— BEGIN —

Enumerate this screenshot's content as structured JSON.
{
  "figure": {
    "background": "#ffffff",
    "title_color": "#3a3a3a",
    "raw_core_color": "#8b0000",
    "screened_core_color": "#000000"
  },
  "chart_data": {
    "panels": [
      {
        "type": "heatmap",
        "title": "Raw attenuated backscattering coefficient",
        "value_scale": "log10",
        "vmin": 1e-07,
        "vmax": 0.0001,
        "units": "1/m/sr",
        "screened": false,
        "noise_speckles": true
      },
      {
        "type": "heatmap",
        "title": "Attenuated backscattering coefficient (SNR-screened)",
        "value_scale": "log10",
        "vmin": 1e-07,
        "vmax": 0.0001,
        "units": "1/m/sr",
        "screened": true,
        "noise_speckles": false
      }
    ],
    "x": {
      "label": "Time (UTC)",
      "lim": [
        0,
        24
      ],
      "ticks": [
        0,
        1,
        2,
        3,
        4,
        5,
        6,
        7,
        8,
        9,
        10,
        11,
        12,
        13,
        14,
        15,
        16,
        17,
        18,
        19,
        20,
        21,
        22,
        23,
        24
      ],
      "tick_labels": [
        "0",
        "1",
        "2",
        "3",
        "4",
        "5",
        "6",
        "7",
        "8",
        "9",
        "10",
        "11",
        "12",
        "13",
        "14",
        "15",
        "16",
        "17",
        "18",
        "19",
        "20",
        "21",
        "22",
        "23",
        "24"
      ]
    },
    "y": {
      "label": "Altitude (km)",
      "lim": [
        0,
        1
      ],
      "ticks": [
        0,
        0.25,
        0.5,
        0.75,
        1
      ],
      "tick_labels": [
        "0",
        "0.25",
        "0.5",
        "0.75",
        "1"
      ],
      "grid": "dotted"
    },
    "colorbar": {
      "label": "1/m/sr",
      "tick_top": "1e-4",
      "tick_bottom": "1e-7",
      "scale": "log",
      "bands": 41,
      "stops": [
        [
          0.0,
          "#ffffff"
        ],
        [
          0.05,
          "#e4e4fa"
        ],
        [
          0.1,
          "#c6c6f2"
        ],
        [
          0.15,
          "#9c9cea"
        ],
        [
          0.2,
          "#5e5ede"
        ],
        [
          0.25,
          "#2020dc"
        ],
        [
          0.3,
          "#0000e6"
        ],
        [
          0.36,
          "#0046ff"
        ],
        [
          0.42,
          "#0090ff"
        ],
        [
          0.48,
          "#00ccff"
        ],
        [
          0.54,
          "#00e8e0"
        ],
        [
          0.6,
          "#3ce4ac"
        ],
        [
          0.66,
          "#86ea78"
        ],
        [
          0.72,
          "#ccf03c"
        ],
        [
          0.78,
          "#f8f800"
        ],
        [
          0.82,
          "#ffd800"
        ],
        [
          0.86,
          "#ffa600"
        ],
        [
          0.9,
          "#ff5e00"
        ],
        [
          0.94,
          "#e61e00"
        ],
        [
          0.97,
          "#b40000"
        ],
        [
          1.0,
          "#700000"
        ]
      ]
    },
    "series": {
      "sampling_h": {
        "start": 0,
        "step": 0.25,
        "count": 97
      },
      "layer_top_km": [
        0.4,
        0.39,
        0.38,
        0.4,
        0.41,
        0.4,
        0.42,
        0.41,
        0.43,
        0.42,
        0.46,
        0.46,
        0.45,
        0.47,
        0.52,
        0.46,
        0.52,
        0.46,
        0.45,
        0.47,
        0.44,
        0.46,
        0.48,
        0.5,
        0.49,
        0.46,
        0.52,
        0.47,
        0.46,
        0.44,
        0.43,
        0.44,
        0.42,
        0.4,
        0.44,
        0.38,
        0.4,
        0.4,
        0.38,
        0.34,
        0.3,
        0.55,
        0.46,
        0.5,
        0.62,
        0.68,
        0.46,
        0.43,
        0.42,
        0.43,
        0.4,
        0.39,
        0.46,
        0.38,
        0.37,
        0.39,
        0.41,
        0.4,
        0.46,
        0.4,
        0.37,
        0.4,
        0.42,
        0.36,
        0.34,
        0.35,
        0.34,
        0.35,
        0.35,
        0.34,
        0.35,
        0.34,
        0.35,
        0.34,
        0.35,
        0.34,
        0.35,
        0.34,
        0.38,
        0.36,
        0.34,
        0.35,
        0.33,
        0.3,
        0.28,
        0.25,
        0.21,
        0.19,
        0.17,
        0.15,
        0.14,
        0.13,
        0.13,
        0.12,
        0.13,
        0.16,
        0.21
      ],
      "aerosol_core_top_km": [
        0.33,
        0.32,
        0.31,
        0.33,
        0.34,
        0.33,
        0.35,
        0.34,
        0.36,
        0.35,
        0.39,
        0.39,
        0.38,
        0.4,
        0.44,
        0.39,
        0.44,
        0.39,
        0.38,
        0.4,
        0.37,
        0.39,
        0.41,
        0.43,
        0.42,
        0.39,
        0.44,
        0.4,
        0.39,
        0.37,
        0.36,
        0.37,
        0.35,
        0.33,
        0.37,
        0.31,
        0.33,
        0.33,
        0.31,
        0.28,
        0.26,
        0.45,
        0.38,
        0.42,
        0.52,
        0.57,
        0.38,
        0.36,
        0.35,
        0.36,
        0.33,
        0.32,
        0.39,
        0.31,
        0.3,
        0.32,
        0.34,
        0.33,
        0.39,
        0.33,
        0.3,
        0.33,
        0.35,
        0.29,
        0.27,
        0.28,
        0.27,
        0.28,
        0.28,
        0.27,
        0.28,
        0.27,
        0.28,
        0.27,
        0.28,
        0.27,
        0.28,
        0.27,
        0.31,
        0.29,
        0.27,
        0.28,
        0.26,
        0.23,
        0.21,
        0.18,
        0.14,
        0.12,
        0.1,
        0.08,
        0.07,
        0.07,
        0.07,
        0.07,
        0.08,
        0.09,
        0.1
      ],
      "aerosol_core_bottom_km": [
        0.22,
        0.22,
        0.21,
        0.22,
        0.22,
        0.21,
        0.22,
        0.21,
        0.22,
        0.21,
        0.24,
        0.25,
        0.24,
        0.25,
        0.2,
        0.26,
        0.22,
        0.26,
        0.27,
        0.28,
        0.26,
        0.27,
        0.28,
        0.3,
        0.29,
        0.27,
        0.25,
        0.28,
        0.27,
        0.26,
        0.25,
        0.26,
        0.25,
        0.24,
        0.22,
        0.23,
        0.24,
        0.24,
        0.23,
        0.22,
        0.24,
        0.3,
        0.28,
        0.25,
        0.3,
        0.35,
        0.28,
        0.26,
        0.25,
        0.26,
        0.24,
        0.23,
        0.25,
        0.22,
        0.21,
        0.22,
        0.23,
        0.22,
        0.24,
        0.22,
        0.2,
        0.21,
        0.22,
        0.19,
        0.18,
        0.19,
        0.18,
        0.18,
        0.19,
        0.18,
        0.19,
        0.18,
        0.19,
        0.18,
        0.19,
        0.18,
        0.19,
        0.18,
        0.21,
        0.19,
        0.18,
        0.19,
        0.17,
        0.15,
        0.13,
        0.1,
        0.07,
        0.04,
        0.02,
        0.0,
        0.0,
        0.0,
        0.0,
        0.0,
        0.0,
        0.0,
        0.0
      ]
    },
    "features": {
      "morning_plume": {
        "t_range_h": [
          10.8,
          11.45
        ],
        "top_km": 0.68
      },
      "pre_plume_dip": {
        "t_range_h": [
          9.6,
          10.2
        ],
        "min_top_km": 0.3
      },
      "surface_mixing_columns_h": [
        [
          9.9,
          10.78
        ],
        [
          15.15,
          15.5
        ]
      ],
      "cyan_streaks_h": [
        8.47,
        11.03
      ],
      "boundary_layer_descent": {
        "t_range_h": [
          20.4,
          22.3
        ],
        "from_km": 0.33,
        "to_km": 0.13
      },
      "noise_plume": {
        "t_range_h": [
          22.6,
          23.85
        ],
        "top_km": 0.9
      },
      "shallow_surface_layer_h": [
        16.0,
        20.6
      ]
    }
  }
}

— END —
— BEGIN —

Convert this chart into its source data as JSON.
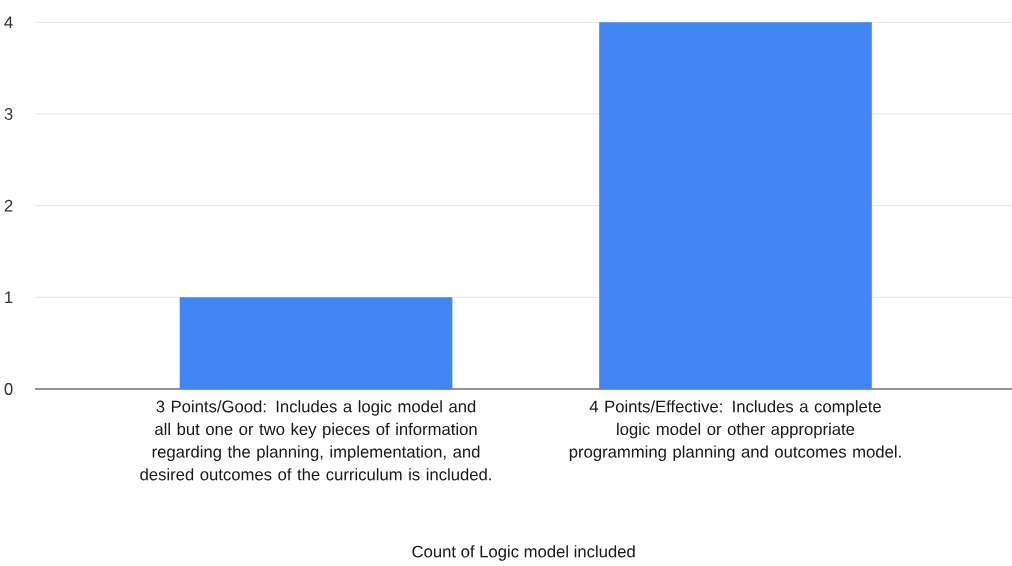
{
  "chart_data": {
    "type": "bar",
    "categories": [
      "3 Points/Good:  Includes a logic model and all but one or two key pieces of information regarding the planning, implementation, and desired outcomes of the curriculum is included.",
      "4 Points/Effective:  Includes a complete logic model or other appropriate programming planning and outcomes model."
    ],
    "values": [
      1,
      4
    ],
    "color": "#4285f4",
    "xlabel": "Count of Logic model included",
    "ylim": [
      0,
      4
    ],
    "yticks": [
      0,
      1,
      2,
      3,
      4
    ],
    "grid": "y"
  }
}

— END —
— BEGIN —

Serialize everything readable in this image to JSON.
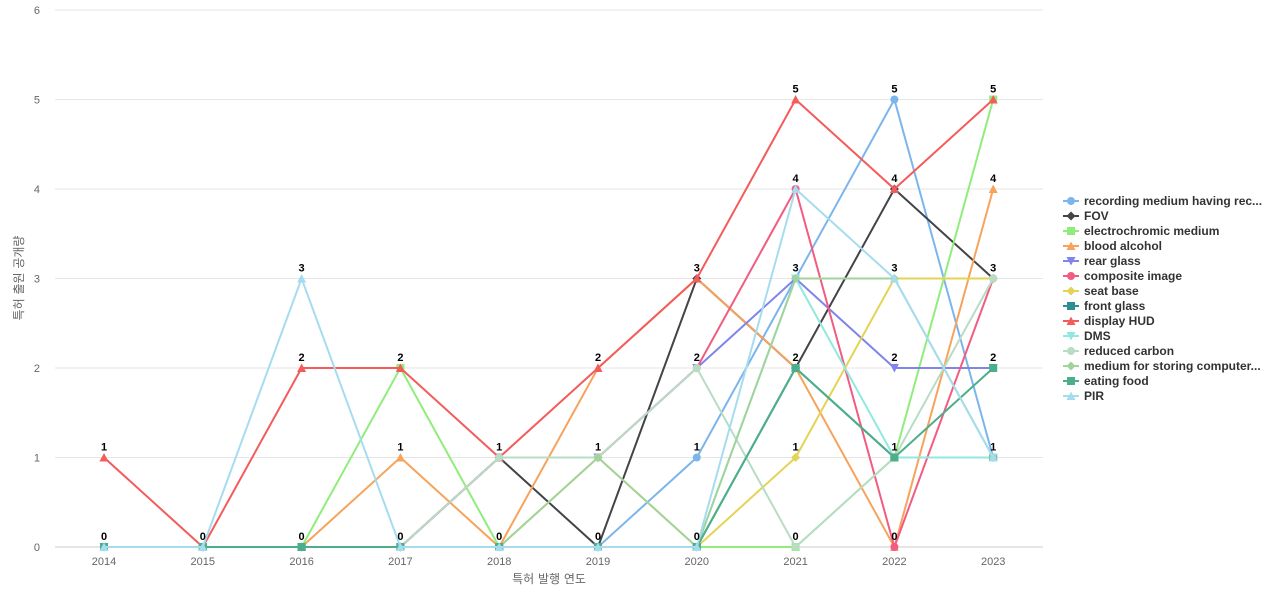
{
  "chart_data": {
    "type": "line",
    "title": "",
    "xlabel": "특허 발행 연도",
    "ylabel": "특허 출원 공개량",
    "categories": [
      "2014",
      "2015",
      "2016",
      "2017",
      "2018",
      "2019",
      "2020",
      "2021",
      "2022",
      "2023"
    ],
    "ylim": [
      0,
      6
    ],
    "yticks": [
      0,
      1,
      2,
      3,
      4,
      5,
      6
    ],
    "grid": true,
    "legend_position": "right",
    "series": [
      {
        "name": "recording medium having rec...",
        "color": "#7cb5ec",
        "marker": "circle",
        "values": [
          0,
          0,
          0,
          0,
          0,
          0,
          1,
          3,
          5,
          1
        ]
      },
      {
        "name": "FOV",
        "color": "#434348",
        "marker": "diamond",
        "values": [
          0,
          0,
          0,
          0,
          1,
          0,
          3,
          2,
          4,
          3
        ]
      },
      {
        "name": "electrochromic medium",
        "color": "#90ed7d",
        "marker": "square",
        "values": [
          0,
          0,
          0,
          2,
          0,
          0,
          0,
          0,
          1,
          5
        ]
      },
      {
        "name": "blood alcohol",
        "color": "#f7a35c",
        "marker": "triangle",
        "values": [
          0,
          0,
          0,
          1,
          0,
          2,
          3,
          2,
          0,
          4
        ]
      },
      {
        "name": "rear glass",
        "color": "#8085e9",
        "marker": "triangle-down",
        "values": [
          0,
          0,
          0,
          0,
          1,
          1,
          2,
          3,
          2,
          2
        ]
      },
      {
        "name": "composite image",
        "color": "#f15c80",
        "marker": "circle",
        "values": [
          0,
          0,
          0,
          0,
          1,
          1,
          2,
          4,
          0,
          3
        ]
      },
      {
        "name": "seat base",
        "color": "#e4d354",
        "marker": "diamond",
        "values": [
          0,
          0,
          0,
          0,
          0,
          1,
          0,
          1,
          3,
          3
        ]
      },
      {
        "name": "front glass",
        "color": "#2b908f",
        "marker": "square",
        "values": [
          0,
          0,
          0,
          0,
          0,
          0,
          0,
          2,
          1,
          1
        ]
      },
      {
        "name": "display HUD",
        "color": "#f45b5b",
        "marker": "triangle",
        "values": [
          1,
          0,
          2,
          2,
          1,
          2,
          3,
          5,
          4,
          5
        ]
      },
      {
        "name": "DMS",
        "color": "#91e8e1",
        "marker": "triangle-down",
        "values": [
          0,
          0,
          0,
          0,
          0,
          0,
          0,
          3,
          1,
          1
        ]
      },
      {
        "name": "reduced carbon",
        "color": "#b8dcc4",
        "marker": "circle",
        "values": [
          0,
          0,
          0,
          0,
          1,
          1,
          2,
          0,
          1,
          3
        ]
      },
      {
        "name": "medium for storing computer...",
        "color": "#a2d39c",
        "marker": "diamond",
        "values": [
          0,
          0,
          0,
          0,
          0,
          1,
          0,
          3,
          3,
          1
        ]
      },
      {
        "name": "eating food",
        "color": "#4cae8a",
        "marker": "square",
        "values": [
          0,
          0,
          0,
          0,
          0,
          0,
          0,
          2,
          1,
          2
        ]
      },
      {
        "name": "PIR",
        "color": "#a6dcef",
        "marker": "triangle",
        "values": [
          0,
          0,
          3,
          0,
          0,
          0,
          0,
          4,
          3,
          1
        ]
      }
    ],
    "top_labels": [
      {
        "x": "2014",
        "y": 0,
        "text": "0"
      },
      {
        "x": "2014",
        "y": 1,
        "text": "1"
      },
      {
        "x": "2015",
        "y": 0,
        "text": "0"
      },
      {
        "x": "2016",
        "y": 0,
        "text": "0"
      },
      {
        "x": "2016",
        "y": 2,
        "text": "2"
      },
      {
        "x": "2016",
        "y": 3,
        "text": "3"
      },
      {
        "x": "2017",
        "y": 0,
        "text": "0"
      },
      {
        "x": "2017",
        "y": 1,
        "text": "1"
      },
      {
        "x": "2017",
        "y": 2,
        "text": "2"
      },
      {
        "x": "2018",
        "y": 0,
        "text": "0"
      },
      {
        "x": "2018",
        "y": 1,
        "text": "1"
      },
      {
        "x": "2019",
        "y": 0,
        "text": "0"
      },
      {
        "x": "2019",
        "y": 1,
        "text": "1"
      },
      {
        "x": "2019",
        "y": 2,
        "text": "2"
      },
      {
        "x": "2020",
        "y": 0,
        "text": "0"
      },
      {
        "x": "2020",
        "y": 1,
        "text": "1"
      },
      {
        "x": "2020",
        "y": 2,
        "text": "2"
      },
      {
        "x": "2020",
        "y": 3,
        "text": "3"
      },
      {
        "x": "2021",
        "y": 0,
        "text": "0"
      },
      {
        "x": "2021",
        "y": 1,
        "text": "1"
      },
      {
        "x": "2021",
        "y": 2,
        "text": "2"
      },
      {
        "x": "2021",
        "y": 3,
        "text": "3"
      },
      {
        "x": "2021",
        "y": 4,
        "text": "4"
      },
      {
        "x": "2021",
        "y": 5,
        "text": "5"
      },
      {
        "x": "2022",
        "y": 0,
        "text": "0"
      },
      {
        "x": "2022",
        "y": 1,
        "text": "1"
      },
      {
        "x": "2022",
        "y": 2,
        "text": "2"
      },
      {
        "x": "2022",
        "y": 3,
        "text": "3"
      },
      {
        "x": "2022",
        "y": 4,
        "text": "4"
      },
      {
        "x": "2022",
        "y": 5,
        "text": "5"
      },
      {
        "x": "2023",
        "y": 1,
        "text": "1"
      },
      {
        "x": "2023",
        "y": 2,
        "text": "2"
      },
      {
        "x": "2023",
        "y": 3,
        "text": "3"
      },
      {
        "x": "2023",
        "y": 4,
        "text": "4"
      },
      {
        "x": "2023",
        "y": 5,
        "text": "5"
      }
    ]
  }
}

— END —

> [Exercise objective]: Say how many lines above hold the word "this", giving only the count.

> [Task result]: 3